Texto do exercício ->
----------------
O senador Rogério Marinho, coordenador da pré-campanha presidencial de Flávio Bolsonaro, reconheceu que a repercussão do caso “Dark Horse” provocou desgaste na candidatura do parlamentar e influenciou negativamente seu desempenho nas pesquisas de intenção de voto.
Em entrevista ao jornal O GLOBO, Marinho afirmou que a exposição da relação entre Flávio Bolsonaro e o empresário Daniel Vorcaro gerou impacto político. No entanto, ele avaliou que os efeitos tendem a ser temporários.
“Sem dúvida nenhuma, isso deu um abalo na campanha”, declarou o senador.
Prestação de contas
Segundo Marinho, o desgaste poderia ter sido menor caso a relação entre Flávio Bolsonaro e Vorcaro tivesse sido esclarecida publicamente antes da divulgação das informações.
Além disso, o senador afirmou esperar que a prestação de contas prometida pela campanha contribua para encerrar a discussão sobre o tema.
Questionado sobre a possibilidade de substituição do candidato em caso de novos desdobramentos, Marinho descartou qualquer mudança.
“Flávio é o nosso plano A, B, C e F”, afirmou.
Disputa interna e vice
O senador também comentou as divergências existentes dentro do campo conservador. Segundo ele, a pluralidade de opiniões dentro do partido representa, ao mesmo tempo, uma força e um desafio político.
----------------
Listagem da coleção ->
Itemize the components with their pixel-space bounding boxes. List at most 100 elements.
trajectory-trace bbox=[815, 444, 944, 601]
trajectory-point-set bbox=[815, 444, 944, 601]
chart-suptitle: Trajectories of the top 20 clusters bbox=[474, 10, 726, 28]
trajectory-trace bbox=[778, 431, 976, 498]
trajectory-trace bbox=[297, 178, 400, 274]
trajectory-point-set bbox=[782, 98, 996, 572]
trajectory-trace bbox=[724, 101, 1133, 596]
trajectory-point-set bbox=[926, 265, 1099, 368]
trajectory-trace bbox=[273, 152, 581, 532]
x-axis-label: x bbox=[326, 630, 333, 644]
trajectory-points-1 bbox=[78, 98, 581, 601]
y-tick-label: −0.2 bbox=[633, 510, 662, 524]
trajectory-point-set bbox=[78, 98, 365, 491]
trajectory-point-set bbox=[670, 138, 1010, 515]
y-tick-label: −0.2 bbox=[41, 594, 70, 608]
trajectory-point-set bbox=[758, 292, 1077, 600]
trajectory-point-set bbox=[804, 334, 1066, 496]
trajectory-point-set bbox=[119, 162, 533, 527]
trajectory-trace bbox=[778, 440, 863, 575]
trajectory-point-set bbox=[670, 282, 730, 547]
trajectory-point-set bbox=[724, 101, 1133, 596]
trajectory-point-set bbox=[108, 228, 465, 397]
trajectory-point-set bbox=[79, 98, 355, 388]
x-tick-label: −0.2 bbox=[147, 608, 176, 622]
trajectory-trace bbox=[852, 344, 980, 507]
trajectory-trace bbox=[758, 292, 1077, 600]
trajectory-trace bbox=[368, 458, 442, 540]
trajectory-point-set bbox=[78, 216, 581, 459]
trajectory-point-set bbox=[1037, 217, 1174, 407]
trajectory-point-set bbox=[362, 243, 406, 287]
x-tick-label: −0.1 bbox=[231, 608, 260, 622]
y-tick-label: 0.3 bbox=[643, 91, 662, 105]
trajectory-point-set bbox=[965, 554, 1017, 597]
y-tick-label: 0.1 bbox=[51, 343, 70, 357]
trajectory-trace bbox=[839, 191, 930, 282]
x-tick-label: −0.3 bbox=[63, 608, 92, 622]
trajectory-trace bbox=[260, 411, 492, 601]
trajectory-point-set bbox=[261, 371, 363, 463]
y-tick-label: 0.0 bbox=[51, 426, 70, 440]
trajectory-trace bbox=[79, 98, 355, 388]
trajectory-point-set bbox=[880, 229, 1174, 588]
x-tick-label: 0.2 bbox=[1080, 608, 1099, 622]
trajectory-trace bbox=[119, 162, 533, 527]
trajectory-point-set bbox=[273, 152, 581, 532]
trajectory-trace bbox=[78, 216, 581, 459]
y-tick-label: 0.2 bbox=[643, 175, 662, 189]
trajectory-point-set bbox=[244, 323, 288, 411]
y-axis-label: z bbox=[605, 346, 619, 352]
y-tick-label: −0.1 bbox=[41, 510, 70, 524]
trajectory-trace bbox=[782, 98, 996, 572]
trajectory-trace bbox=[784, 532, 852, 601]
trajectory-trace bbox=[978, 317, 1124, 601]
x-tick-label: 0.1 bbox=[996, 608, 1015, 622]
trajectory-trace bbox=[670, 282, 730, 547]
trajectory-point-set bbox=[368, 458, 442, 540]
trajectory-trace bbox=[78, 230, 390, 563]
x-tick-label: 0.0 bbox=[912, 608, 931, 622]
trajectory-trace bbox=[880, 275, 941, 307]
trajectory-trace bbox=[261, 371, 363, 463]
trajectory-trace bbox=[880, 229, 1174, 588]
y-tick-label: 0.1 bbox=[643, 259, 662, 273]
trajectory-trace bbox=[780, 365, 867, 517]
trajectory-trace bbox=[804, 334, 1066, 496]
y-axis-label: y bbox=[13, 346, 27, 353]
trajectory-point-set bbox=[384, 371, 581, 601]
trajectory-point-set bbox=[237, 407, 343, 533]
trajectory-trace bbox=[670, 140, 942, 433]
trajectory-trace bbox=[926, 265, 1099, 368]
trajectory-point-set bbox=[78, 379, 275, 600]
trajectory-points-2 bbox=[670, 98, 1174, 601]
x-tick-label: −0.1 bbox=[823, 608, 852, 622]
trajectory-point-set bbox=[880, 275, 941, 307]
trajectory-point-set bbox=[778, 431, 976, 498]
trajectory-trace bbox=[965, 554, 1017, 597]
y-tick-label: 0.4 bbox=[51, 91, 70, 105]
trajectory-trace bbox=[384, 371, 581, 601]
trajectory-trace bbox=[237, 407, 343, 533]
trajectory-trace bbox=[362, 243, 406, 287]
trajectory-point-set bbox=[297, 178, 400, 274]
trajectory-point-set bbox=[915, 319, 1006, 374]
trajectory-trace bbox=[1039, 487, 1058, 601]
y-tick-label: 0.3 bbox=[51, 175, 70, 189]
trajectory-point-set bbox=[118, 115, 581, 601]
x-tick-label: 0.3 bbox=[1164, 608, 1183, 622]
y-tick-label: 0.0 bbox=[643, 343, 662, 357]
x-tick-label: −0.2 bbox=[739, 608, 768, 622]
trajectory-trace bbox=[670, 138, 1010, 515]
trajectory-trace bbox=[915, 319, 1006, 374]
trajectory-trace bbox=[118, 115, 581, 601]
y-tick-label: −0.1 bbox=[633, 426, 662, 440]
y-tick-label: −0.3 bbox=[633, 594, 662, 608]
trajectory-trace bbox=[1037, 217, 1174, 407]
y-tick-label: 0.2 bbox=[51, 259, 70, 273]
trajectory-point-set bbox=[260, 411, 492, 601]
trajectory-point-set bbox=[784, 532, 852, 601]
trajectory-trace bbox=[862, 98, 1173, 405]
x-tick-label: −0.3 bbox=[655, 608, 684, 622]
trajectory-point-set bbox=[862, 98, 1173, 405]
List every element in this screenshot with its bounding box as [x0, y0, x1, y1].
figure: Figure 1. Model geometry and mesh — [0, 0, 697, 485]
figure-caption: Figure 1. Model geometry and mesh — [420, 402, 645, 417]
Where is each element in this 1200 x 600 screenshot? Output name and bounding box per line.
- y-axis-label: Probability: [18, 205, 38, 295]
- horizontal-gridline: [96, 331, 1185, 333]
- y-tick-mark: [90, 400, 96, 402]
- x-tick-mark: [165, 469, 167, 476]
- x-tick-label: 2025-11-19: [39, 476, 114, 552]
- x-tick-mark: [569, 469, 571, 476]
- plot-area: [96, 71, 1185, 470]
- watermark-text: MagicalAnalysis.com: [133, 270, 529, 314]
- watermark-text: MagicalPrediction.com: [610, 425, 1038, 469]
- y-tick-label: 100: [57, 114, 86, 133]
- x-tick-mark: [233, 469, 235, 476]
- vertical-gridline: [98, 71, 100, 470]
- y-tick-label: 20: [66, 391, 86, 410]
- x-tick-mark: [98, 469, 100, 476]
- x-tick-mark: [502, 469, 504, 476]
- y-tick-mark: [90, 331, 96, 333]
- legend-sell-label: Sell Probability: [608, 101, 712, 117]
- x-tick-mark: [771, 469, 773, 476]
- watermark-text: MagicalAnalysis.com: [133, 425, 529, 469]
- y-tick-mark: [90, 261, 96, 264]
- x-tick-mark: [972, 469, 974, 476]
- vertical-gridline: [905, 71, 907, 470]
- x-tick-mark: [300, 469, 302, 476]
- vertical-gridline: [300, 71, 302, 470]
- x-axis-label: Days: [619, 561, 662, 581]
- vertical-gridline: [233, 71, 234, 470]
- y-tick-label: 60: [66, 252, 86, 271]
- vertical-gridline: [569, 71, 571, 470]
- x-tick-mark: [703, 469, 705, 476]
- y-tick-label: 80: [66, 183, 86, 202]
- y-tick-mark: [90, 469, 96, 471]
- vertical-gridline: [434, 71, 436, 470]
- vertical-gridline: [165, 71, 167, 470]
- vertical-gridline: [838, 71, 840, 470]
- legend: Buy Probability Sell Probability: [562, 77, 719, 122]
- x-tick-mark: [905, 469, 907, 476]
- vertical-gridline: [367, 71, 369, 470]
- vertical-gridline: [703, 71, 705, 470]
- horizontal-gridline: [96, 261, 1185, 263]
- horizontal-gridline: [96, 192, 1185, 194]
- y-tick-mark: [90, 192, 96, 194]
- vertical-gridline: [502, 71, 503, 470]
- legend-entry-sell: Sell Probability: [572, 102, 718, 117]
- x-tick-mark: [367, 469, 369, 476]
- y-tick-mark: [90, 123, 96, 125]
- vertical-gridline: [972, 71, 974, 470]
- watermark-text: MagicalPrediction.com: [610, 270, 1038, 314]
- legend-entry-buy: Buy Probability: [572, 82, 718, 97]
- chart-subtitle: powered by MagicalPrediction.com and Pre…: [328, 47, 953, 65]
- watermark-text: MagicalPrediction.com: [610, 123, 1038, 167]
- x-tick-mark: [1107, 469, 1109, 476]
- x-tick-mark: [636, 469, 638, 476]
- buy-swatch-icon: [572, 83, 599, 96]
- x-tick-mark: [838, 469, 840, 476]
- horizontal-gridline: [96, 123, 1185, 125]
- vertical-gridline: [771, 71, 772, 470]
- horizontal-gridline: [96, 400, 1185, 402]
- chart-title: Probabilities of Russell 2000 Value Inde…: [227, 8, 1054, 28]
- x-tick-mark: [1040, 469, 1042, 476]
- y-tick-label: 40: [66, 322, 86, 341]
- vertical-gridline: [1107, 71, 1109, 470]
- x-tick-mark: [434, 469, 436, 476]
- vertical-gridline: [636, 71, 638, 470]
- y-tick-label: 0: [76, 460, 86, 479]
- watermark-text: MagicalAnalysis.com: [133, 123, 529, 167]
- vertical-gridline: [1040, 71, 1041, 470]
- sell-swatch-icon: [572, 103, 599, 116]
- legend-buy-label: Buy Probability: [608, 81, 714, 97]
----------------
Tarefas propostas ->
**1.** Segundo o texto sobre a pré-campanha de Flávio Bolsonaro, com qual empresário teve exposta a sua relação?
**2.** Retome o texto sobre a pré-campanha de Flávio Bolsonaro logo após a sua última frase.

Respostas dadas ->
**1.** Com o empresário Daniel Vorcaro.

**2.**
Ao falar sobre declarações do ex-deputado Eduardo Bolsonaro, Marinho afirmou que existem diferenças de estilo, mas destacou a convergência de ideias dentro do grupo político liderado pelo ex-presidente Jair Bolsonaro.
Sobre a escolha do candidato a vice-presidente, o senador disse que a definição deverá ocorrer nas próximas semanas. Ele citou nomes que vêm sendo mencionados nos bastidores, entre eles Júlia Zanatta, Tereza Cristina, Priscila Costa e Simone Marquetto.
Economia e reforma administrativa
Durante a entrevista, Marinho também abordou temas econômicos. O senador defendeu o equilíbrio das contas públicas, a manutenção dos programas sociais e a realização de uma reforma administrativa.
Segundo ele, o país precisa revisar estruturas consideradas ineficientes e discutir mudanças nas carreiras do serviço público.
Além disso, o parlamentar criticou a proposta de redução da jornada de trabalho associada ao fim da escala 6×1. Na avaliação dele, a medida pode gerar dificuldades para pequenas e médias empresas.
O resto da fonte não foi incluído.